Read through the records below and copy each line that uses the word "gris".
-- -- --
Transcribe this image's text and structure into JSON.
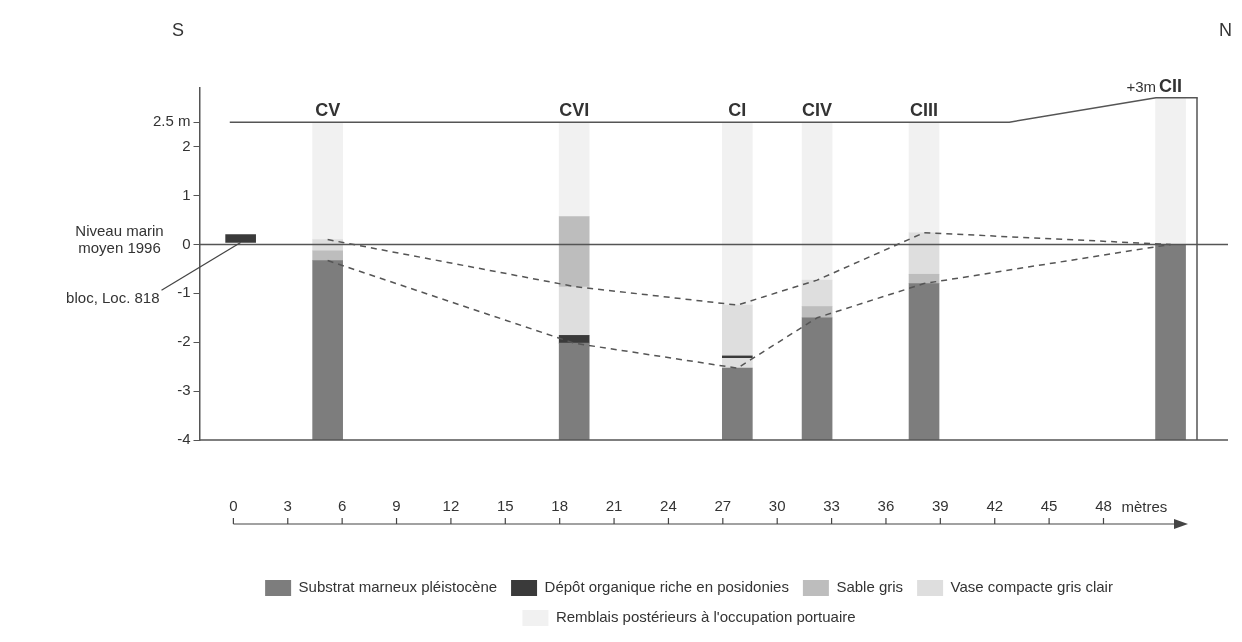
{
  "chart_data": {
    "type": "bar",
    "x": [
      0.4,
      5.2,
      18.8,
      27.8,
      32.2,
      38.1,
      51.7
    ],
    "series": [
      {
        "name": "Substrat marneux pléistocène",
        "color": "#7d7d7d",
        "base": [
          null,
          -4,
          -4,
          -4,
          -4,
          -4,
          -4
        ],
        "values": [
          null,
          3.67,
          1.98,
          1.47,
          2.5,
          3.2,
          4
        ]
      },
      {
        "color": "#dedede",
        "base": [
          null,
          null,
          null,
          -2.53,
          null,
          null,
          null
        ],
        "values": [
          null,
          null,
          null,
          0.2,
          null,
          null,
          null
        ]
      },
      {
        "name": "Dépôt organique riche en posidonies",
        "color": "#3a3a3a",
        "base": [
          0.04,
          null,
          -2.02,
          -2.33,
          null,
          null,
          null
        ],
        "values": [
          0.16,
          null,
          0.16,
          0.05,
          null,
          null,
          null
        ]
      },
      {
        "name": "Sable gris",
        "color": "#bdbdbd",
        "base": [
          null,
          -0.33,
          -0.86,
          null,
          -1.5,
          -0.8,
          null
        ],
        "values": [
          null,
          0.2,
          1.43,
          null,
          0.23,
          0.19,
          null
        ]
      },
      {
        "name": "Vase compacte gris clair",
        "color": "#dedede",
        "base": [
          null,
          -0.13,
          -1.86,
          -2.28,
          -1.27,
          -0.61,
          null
        ],
        "values": [
          null,
          0.23,
          1.0,
          1.04,
          0.54,
          0.85,
          null
        ]
      },
      {
        "name": "Remblais postérieurs à l'occupation portuaire",
        "color": "#f1f1f1",
        "base": [
          null,
          0.1,
          0.57,
          -1.24,
          -0.73,
          0.24,
          0
        ],
        "values": [
          null,
          2.4,
          1.93,
          3.74,
          3.23,
          2.26,
          3
        ]
      },
      {
        "type": "line",
        "color": "#555555",
        "line_style": "dashed",
        "x": [
          5.2,
          18.8,
          27.8,
          32.2,
          38.1,
          51.7
        ],
        "values": [
          0.1,
          -0.86,
          -1.24,
          -0.73,
          0.24,
          0
        ]
      },
      {
        "type": "line",
        "color": "#555555",
        "line_style": "dashed",
        "x": [
          5.2,
          18.8,
          27.8,
          32.2,
          38.1,
          51.7
        ],
        "values": [
          -0.33,
          -2.02,
          -2.53,
          -1.5,
          -0.8,
          0
        ]
      },
      {
        "type": "line",
        "color": "#555555",
        "line_style": "solid",
        "x": [
          -0.2,
          42.8,
          50.9,
          53.2
        ],
        "values": [
          2.5,
          2.5,
          3,
          3
        ]
      }
    ],
    "xlabel": "mètres",
    "xlim": [
      -0.2,
      53.2
    ],
    "xticks": [
      0,
      3,
      6,
      9,
      12,
      15,
      18,
      21,
      24,
      27,
      30,
      33,
      36,
      39,
      42,
      45,
      48
    ],
    "ylim": [
      -4,
      3.2
    ],
    "yticks": [
      -4,
      -3,
      -2,
      -1,
      0,
      1,
      2,
      {
        "value": 2.5,
        "label": "2.5 m"
      }
    ],
    "ref_lines": [
      {
        "axis": "y",
        "value": 0,
        "label": "Niveau marin moyen 1996",
        "color": "#555555"
      }
    ],
    "annotations": [
      "S",
      "N",
      "+3m",
      {
        "text": "bloc, Loc. 818",
        "x": 0.4,
        "y": 0.04
      },
      {
        "text": "CV",
        "x": 5.2,
        "y": 2.5
      },
      {
        "text": "CVI",
        "x": 18.8,
        "y": 2.5
      },
      {
        "text": "CI",
        "x": 27.8,
        "y": 2.5
      },
      {
        "text": "CIV",
        "x": 32.2,
        "y": 2.5
      },
      {
        "text": "CIII",
        "x": 38.1,
        "y": 2.5
      },
      {
        "text": "CII",
        "x": 51.7,
        "y": 3
      }
    ],
    "grid": false,
    "legend": "bottom",
    "marker": "none"
  }
}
-- -- --
Full output
        "name": "Sable gris",
        "name": "Vase compacte gris clair",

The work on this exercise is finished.